Task prompt: Below is a listing. Gather each line of it that contains "basic".

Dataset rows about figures
━━━━━━━━━━━━━━━━

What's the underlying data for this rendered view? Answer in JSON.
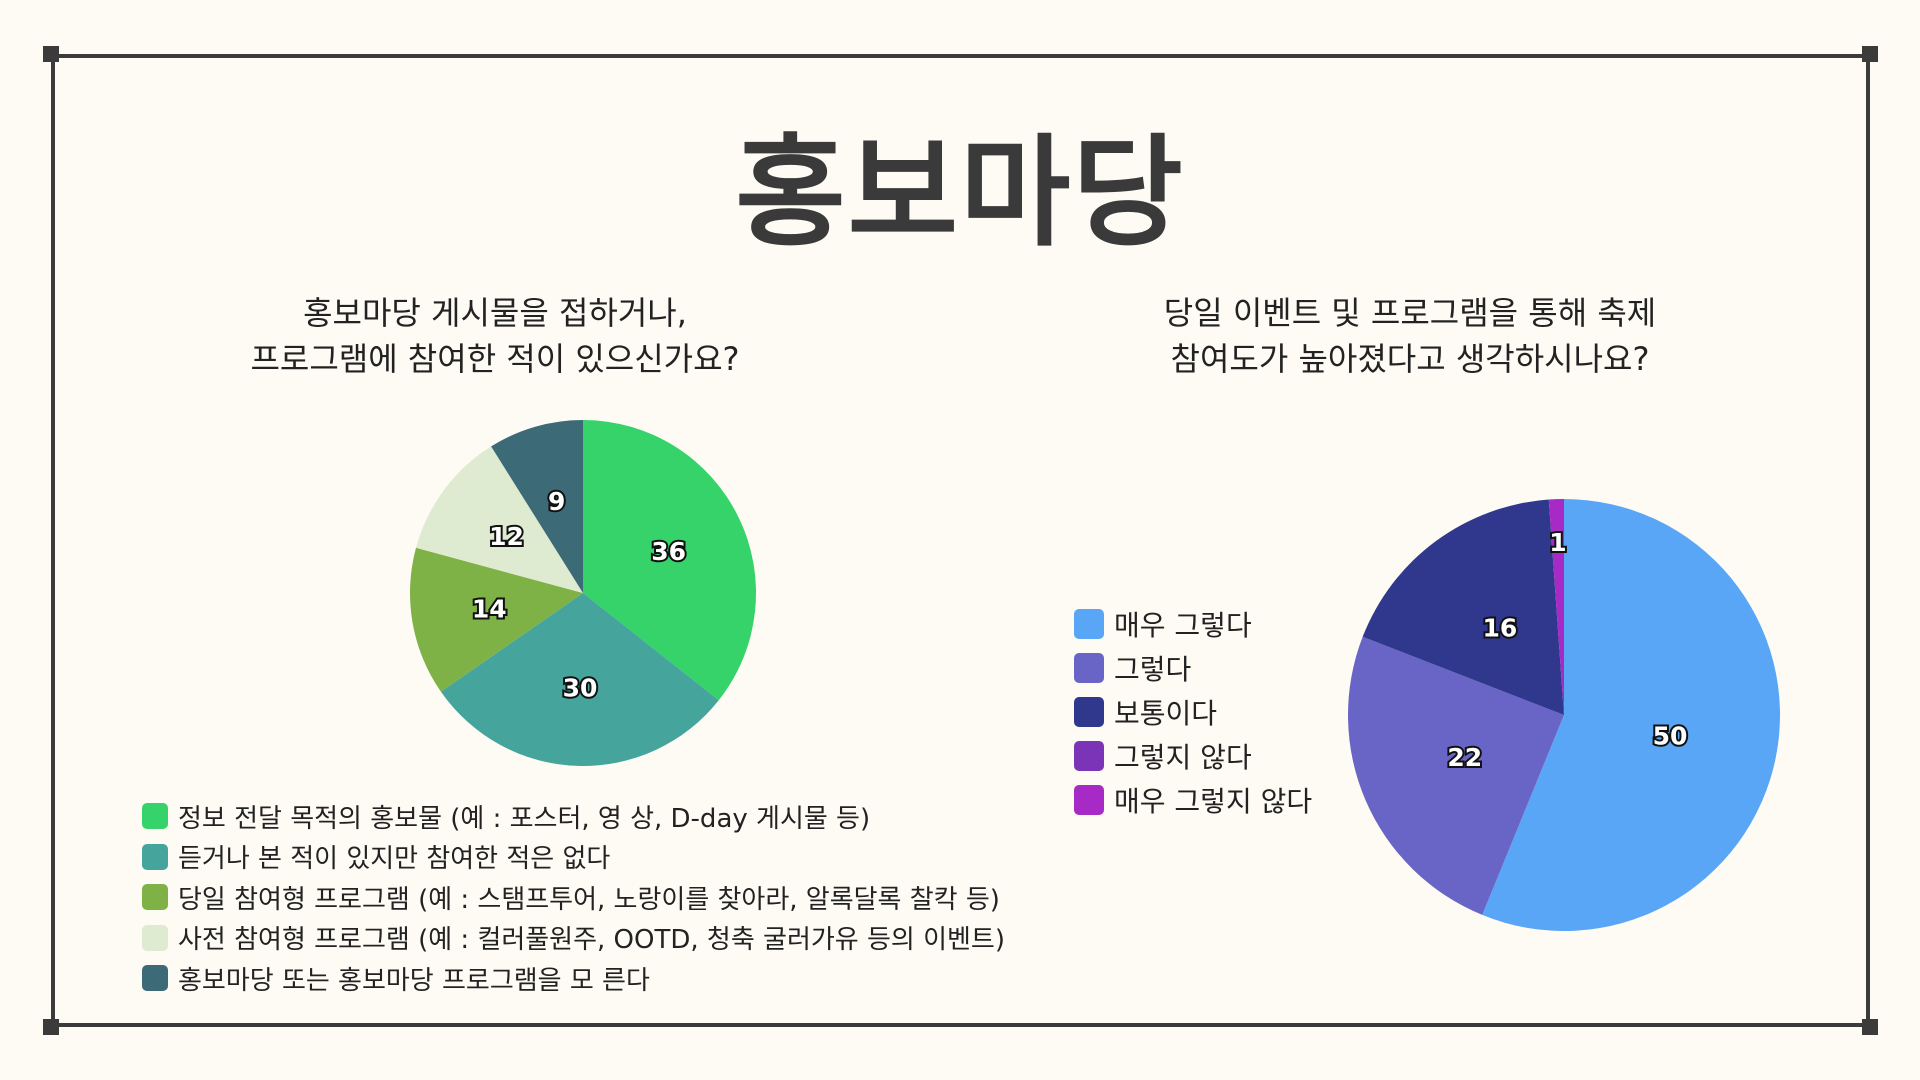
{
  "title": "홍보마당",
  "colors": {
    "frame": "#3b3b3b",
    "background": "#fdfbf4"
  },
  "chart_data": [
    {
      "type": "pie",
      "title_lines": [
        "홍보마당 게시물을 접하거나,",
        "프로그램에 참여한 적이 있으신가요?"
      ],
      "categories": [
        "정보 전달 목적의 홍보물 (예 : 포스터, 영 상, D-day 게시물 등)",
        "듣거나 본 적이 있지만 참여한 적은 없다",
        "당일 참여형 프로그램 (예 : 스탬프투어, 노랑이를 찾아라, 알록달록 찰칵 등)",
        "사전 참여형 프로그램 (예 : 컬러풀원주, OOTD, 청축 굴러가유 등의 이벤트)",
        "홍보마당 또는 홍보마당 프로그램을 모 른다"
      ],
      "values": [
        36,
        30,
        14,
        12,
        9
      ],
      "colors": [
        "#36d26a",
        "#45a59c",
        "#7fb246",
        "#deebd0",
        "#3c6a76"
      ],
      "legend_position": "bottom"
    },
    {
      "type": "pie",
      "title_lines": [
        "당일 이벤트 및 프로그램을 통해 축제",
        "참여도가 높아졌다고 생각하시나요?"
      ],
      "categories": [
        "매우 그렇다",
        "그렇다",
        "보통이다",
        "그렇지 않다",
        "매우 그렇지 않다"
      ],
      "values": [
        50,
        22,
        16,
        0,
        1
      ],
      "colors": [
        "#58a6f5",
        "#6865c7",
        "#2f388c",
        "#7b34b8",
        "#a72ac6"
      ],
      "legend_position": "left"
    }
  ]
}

━━━━━━━━━━━━━━━━

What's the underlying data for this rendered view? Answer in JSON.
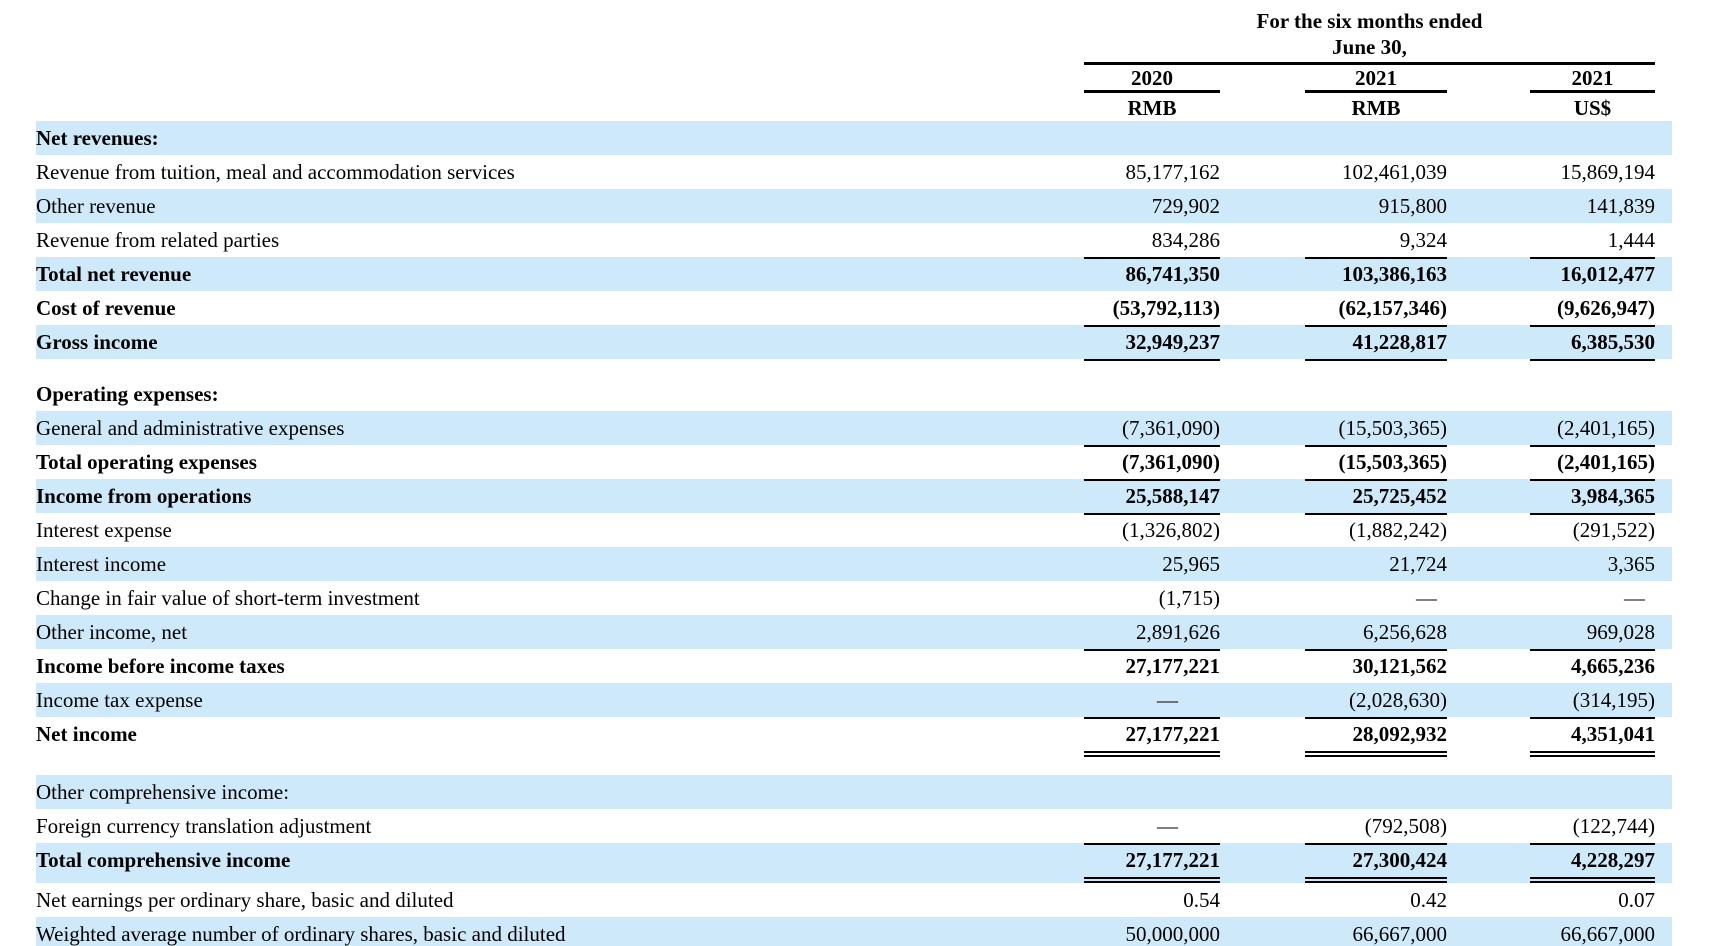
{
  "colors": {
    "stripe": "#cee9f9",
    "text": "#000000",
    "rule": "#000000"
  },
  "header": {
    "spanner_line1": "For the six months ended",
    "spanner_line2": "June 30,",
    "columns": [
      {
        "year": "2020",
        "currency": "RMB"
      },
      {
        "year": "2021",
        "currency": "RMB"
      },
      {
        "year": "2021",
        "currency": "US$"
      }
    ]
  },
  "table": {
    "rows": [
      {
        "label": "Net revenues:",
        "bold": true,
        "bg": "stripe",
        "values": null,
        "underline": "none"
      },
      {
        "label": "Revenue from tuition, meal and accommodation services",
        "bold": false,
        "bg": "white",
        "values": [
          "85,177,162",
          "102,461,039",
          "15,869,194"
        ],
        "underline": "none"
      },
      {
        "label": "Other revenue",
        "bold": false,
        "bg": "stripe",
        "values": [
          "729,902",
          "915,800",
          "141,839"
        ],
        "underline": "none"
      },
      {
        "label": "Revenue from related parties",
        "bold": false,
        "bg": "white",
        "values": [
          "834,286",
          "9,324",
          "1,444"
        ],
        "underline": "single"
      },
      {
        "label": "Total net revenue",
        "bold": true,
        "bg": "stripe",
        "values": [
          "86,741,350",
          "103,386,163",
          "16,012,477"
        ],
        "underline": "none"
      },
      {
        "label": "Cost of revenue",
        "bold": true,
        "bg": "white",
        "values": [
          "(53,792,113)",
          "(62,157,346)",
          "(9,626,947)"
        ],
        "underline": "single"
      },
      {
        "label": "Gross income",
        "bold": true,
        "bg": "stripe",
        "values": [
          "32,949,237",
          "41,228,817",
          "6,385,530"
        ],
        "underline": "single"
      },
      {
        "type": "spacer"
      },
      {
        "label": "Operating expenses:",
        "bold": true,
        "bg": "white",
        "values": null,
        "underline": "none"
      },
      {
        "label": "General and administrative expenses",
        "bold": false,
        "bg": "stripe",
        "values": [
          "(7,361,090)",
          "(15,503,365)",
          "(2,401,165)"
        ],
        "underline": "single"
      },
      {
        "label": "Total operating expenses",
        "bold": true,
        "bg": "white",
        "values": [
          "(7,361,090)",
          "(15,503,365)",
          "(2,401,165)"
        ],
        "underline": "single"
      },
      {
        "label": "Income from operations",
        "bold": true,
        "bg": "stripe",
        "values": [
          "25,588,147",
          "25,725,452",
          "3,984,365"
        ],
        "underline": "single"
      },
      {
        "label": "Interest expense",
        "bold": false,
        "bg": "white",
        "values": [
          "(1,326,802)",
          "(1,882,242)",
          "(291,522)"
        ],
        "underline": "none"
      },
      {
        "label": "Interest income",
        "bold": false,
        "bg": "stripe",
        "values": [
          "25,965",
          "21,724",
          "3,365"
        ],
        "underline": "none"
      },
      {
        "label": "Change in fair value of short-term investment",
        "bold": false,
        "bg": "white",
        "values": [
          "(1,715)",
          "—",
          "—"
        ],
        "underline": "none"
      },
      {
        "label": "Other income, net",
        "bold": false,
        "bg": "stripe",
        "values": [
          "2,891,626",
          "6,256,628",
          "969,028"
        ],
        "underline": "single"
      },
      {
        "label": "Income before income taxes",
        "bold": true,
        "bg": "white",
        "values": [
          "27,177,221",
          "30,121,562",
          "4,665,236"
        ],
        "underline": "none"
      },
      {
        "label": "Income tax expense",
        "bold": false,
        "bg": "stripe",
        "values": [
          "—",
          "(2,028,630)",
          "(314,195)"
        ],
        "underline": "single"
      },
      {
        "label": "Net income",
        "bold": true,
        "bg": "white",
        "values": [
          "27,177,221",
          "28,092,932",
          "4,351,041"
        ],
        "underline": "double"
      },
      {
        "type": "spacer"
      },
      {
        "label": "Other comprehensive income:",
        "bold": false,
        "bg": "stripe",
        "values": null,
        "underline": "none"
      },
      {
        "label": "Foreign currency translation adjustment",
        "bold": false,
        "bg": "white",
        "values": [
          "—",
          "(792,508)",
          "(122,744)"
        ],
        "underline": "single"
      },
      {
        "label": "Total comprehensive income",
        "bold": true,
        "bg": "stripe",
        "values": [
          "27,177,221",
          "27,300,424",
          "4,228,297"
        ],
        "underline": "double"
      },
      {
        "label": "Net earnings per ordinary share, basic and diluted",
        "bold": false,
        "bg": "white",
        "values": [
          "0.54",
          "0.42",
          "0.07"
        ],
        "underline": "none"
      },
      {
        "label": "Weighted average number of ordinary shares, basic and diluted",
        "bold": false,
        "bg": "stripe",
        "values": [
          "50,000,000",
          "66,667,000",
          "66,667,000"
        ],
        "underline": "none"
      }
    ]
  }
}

━━━━━━━━━━━━━━━━

Exercise output:
        "label": "Net earnings per ordinary share, basic and diluted",
        "label": "Weighted average number of ordinary shares, basic and diluted",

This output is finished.